Images of document pages with text
----------------
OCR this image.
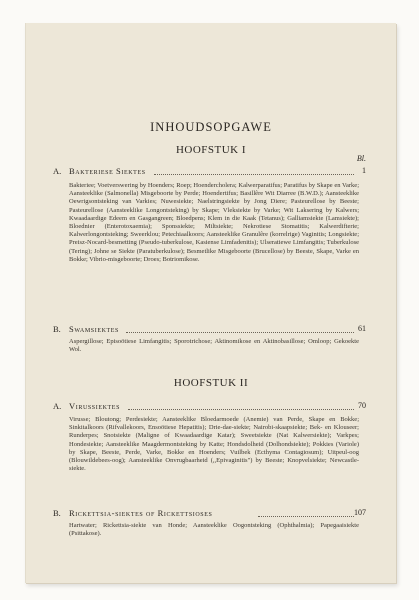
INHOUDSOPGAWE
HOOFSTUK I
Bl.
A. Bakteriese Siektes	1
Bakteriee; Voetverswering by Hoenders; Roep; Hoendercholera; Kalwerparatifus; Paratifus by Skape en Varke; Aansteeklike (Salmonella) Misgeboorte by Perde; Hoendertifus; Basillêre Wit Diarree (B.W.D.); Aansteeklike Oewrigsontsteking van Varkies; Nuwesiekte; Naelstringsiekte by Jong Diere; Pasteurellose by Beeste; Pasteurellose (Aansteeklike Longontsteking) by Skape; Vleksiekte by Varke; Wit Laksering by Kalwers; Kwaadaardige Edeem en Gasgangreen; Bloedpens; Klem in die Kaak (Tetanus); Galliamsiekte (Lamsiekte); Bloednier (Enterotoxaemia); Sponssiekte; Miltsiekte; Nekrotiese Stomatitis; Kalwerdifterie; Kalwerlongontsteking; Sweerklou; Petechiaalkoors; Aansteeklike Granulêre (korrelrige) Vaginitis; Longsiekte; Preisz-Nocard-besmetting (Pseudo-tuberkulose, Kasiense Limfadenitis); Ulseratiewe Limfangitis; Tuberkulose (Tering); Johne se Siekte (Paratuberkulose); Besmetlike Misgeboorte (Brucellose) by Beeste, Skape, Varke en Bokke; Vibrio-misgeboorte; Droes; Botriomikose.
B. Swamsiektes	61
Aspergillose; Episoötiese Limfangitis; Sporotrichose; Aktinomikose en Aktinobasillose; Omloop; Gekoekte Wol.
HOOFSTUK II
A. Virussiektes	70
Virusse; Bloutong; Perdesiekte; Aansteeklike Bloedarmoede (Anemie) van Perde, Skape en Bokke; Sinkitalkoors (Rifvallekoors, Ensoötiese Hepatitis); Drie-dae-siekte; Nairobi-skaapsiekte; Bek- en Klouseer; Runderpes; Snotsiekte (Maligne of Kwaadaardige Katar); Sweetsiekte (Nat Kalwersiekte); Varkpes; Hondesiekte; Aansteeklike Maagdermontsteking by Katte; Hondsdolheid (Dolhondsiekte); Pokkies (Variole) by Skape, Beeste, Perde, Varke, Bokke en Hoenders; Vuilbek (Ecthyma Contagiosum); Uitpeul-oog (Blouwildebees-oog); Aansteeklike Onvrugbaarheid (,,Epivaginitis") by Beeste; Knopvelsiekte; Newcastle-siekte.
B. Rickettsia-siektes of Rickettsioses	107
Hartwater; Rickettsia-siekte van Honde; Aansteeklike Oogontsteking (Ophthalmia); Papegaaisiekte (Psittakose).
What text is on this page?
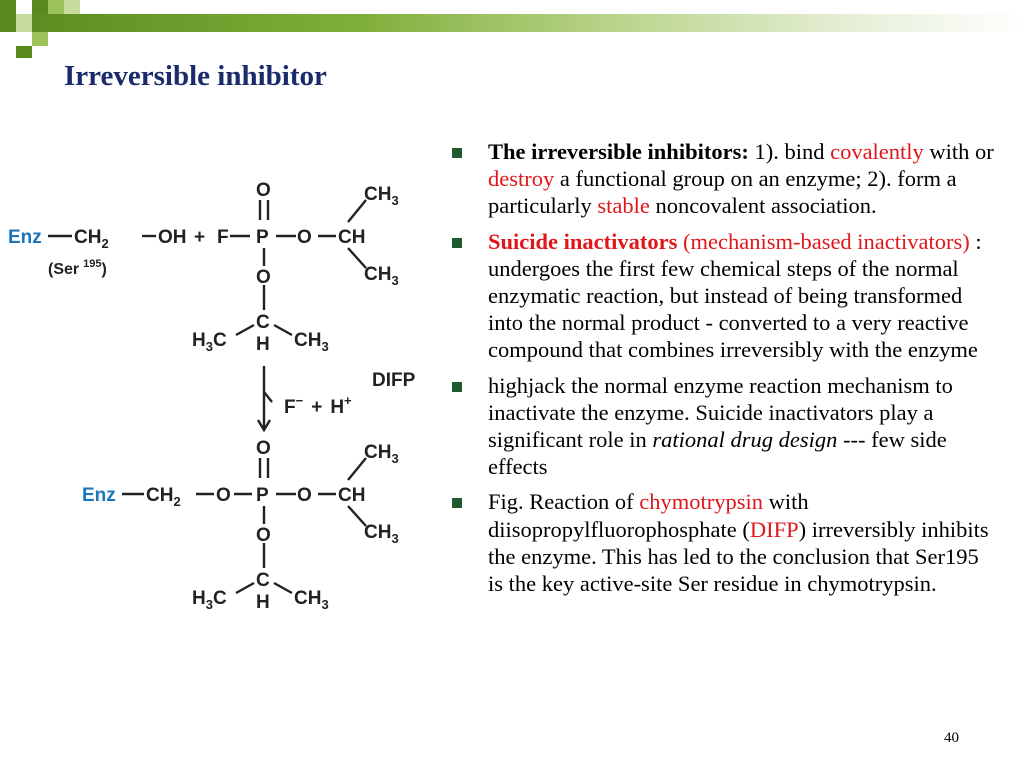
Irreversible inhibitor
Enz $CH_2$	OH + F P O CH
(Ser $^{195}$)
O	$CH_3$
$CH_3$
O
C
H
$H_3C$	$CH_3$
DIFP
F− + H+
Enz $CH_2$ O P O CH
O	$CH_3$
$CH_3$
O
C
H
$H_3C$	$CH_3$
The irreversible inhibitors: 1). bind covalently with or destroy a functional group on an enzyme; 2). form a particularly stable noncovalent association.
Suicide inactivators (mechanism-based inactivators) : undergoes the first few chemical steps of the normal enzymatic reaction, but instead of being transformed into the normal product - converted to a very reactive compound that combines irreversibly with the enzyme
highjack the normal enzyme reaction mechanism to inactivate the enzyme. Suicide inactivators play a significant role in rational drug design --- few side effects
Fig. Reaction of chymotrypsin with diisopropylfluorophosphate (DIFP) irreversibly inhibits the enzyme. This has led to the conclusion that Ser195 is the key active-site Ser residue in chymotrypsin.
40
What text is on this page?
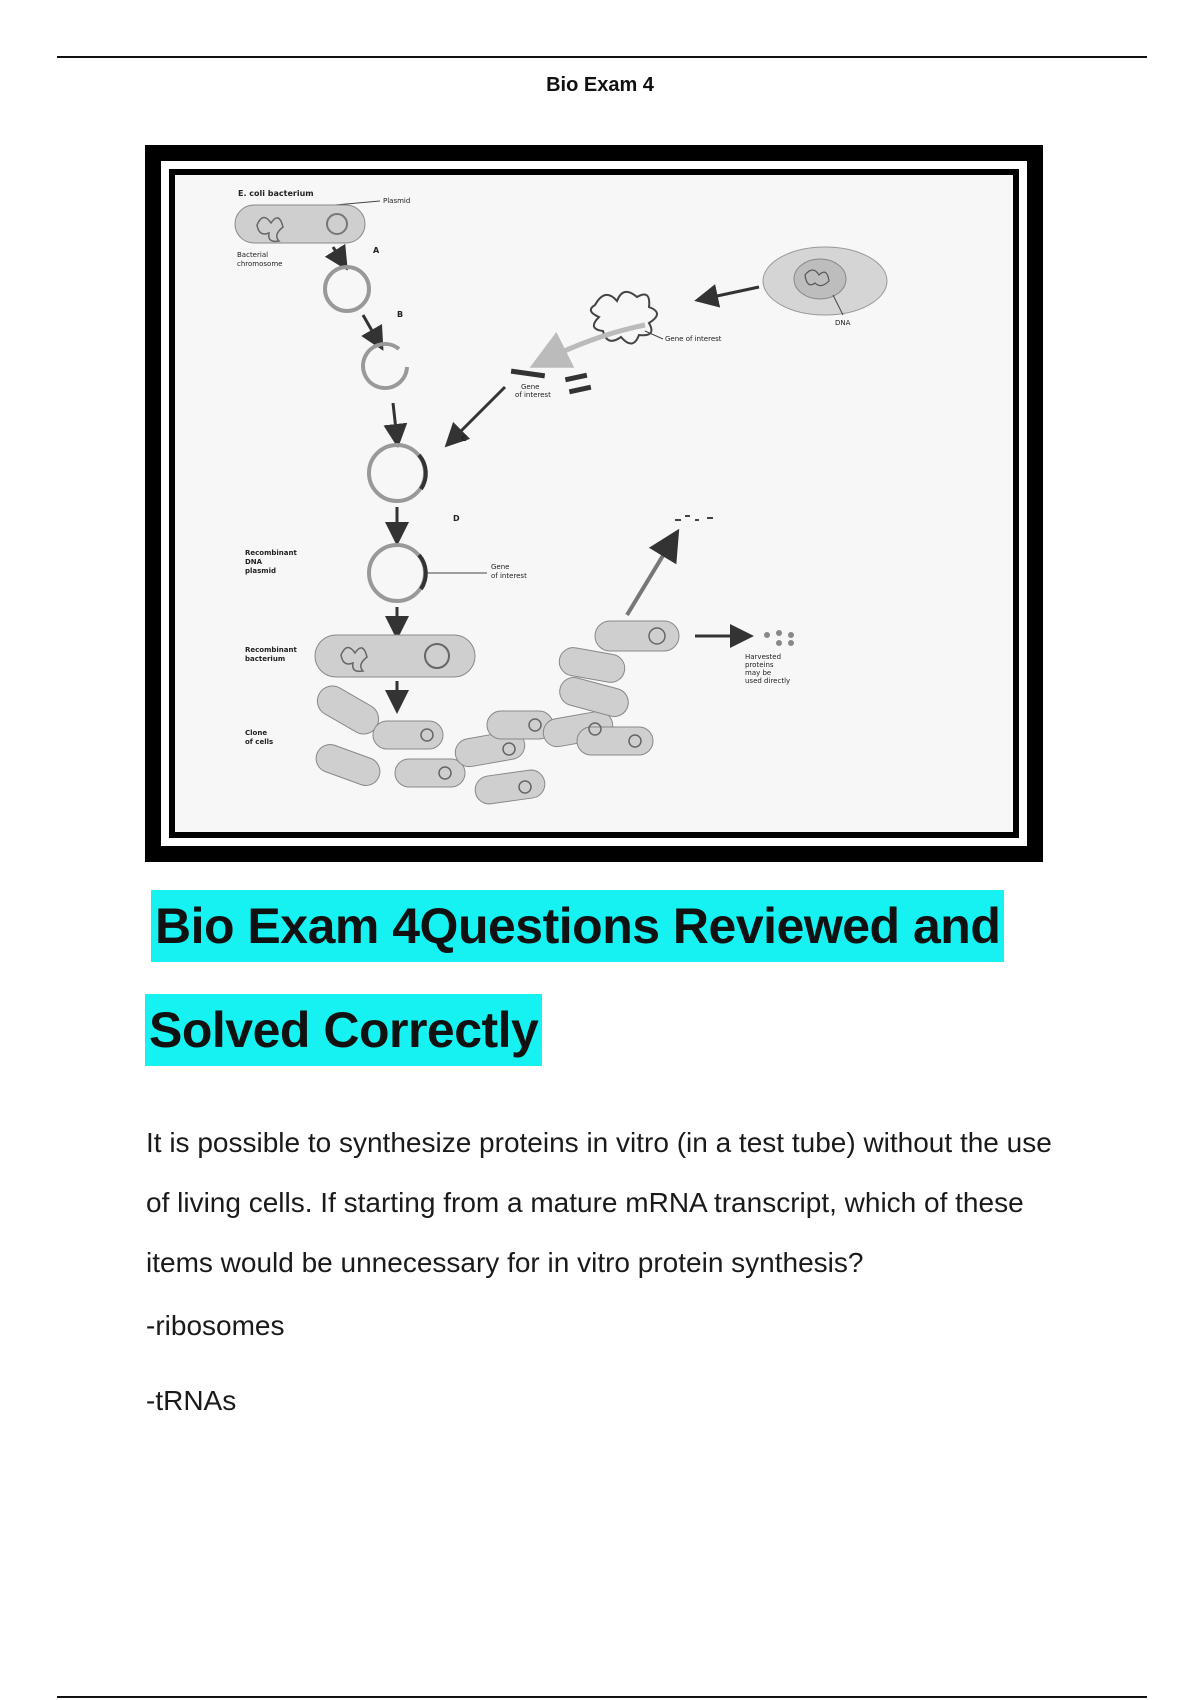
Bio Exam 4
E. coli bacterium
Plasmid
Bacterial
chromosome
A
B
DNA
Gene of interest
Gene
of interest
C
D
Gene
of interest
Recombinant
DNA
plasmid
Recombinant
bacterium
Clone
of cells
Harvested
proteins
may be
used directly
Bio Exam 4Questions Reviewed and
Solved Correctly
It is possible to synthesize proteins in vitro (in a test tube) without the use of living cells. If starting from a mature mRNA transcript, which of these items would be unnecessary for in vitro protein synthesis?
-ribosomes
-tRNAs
----------------
What this task involves: Each entry is to be output exactly, and no picture is to appear.

Written response:
OCR this image.
INHOUDSOPGAWE
HOOFSTUK I
Bl.
A. Bakteriese Siektes	1
Bakteriee; Voetverswering by Hoenders; Roep; Hoendercholera; Kalwerparatifus; Paratifus by Skape en Varke; Aansteeklike (Salmonella) Misgeboorte by Perde; Hoendertifus; Basillêre Wit Diarree (B.W.D.); Aansteeklike Oewrigsontsteking van Varkies; Nuwesiekte; Naelstringsiekte by Jong Diere; Pasteurellose by Beeste; Pasteurellose (Aansteeklike Longontsteking) by Skape; Vleksiekte by Varke; Wit Laksering by Kalwers; Kwaadaardige Edeem en Gasgangreen; Bloedpens; Klem in die Kaak (Tetanus); Galliamsiekte (Lamsiekte); Bloednier (Enterotoxaemia); Sponssiekte; Miltsiekte; Nekrotiese Stomatitis; Kalwerdifterie; Kalwerlongontsteking; Sweerklou; Petechiaalkoors; Aansteeklike Granulêre (korrelrige) Vaginitis; Longsiekte; Preisz-Nocard-besmetting (Pseudo-tuberkulose, Kasiense Limfadenitis); Ulseratiewe Limfangitis; Tuberkulose (Tering); Johne se Siekte (Paratuberkulose); Besmetlike Misgeboorte (Brucellose) by Beeste, Skape, Varke en Bokke; Vibrio-misgeboorte; Droes; Botriomikose.
B. Swamsiektes	61
Aspergillose; Episoötiese Limfangitis; Sporotrichose; Aktinomikose en Aktinobasillose; Omloop; Gekoekte Wol.
HOOFSTUK II
A. Virussiektes	70
Virusse; Bloutong; Perdesiekte; Aansteeklike Bloedarmoede (Anemie) van Perde, Skape en Bokke; Sinkitalkoors (Rifvallekoors, Ensoötiese Hepatitis); Drie-dae-siekte; Nairobi-skaapsiekte; Bek- en Klouseer; Runderpes; Snotsiekte (Maligne of Kwaadaardige Katar); Sweetsiekte (Nat Kalwersiekte); Varkpes; Hondesiekte; Aansteeklike Maagdermontsteking by Katte; Hondsdolheid (Dolhondsiekte); Pokkies (Variole) by Skape, Beeste, Perde, Varke, Bokke en Hoenders; Vuilbek (Ecthyma Contagiosum); Uitpeul-oog (Blouwildebees-oog); Aansteeklike Onvrugbaarheid (,,Epivaginitis") by Beeste; Knopvelsiekte; Newcastle-siekte.
B. Rickettsia-siektes of Rickettsioses	107
Hartwater; Rickettsia-siekte van Honde; Aansteeklike Oogontsteking (Ophthalmia); Papegaaisiekte (Psittakose).
What text is on this page?
Irreversible inhibitor
Enz $CH_2$	OH + F P O CH
(Ser $^{195}$)
O	$CH_3$
$CH_3$
O
C
H
$H_3C$	$CH_3$
DIFP
F− + H+
Enz $CH_2$ O P O CH
O	$CH_3$
$CH_3$
O
C
H
$H_3C$	$CH_3$
The irreversible inhibitors: 1). bind covalently with or destroy a functional group on an enzyme; 2). form a particularly stable noncovalent association.
Suicide inactivators (mechanism-based inactivators) : undergoes the first few chemical steps of the normal enzymatic reaction, but instead of being transformed into the normal product - converted to a very reactive compound that combines irreversibly with the enzyme
highjack the normal enzyme reaction mechanism to inactivate the enzyme. Suicide inactivators play a significant role in rational drug design --- few side effects
Fig. Reaction of chymotrypsin with diisopropylfluorophosphate (DIFP) irreversibly inhibits the enzyme. This has led to the conclusion that Ser195 is the key active-site Ser residue in chymotrypsin.
40
What text is on this page?
Bio Exam 4
E. coli bacterium
Plasmid
Bacterial
chromosome
A
B
DNA
Gene of interest
Gene
of interest
C
D
Gene
of interest
Recombinant
DNA
plasmid
Recombinant
bacterium
Clone
of cells
Harvested
proteins
may be
used directly
Bio Exam 4Questions Reviewed and
Solved Correctly
It is possible to synthesize proteins in vitro (in a test tube) without the use of living cells. If starting from a mature mRNA transcript, which of these items would be unnecessary for in vitro protein synthesis?
-ribosomes
-tRNAs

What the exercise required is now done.